- _REQUIRED WORK_
Please quote every line word for word.

- _ITEMS_
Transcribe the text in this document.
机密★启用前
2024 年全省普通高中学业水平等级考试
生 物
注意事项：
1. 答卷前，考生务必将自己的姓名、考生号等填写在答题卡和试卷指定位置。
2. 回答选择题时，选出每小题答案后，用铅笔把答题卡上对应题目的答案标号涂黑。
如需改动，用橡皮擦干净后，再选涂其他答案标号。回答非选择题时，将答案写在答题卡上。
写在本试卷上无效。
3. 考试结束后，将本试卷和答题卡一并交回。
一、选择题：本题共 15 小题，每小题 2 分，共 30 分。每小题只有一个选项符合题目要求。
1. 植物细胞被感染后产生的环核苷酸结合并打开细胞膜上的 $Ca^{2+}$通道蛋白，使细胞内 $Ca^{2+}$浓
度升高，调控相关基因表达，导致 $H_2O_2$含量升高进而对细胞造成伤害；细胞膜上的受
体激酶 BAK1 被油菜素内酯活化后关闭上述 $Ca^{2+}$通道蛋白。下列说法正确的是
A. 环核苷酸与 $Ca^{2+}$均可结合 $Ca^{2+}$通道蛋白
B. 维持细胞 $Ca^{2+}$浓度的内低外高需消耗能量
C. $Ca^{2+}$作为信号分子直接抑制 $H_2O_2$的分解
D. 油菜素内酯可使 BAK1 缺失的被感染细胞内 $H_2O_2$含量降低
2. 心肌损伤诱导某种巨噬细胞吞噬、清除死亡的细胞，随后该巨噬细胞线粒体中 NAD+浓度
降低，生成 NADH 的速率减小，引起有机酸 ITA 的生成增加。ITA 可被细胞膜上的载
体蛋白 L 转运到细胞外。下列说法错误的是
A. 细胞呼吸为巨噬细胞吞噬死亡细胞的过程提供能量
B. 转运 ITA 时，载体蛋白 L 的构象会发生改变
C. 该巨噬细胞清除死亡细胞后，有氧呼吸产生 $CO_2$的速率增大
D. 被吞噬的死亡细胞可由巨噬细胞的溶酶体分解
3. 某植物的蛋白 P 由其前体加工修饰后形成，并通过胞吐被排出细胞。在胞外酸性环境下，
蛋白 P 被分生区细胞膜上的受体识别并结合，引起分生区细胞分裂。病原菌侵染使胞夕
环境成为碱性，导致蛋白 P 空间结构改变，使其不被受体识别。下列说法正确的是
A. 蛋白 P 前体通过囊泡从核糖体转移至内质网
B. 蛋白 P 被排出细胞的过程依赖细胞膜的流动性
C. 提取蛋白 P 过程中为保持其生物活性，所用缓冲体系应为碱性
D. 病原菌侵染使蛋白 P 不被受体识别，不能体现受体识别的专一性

- _FULL SOLUTION_
Transcribe the text in this document.
机密★启用前
2024 年全省普通高中学业水平等级考试
生 物
注意事项：
1. 答卷前，考生务必将自己的姓名、考生号等填写在答题卡和试卷指定位置。
2. 回答选择题时，选出每小题答案后，用铅笔把答题卡上对应题目的答案标号涂黑。
如需改动，用橡皮擦干净后，再选涂其他答案标号。回答非选择题时，将答案写在答题卡上。
写在本试卷上无效。
3. 考试结束后，将本试卷和答题卡一并交回。
一、选择题：本题共 15 小题，每小题 2 分，共 30 分。每小题只有一个选项符合题目要求。
1. 植物细胞被感染后产生的环核苷酸结合并打开细胞膜上的 $Ca^{2+}$通道蛋白，使细胞内 $Ca^{2+}$浓
度升高，调控相关基因表达，导致 $H_2O_2$含量升高进而对细胞造成伤害；细胞膜上的受
体激酶 BAK1 被油菜素内酯活化后关闭上述 $Ca^{2+}$通道蛋白。下列说法正确的是
A. 环核苷酸与 $Ca^{2+}$均可结合 $Ca^{2+}$通道蛋白
B. 维持细胞 $Ca^{2+}$浓度的内低外高需消耗能量
C. $Ca^{2+}$作为信号分子直接抑制 $H_2O_2$的分解
D. 油菜素内酯可使 BAK1 缺失的被感染细胞内 $H_2O_2$含量降低
2. 心肌损伤诱导某种巨噬细胞吞噬、清除死亡的细胞，随后该巨噬细胞线粒体中 NAD+浓度
降低，生成 NADH 的速率减小，引起有机酸 ITA 的生成增加。ITA 可被细胞膜上的载
体蛋白 L 转运到细胞外。下列说法错误的是
A. 细胞呼吸为巨噬细胞吞噬死亡细胞的过程提供能量
B. 转运 ITA 时，载体蛋白 L 的构象会发生改变
C. 该巨噬细胞清除死亡细胞后，有氧呼吸产生 $CO_2$的速率增大
D. 被吞噬的死亡细胞可由巨噬细胞的溶酶体分解
3. 某植物的蛋白 P 由其前体加工修饰后形成，并通过胞吐被排出细胞。在胞外酸性环境下，
蛋白 P 被分生区细胞膜上的受体识别并结合，引起分生区细胞分裂。病原菌侵染使胞夕
环境成为碱性，导致蛋白 P 空间结构改变，使其不被受体识别。下列说法正确的是
A. 蛋白 P 前体通过囊泡从核糖体转移至内质网
B. 蛋白 P 被排出细胞的过程依赖细胞膜的流动性
C. 提取蛋白 P 过程中为保持其生物活性，所用缓冲体系应为碱性
D. 病原菌侵染使蛋白 P 不被受体识别，不能体现受体识别的专一性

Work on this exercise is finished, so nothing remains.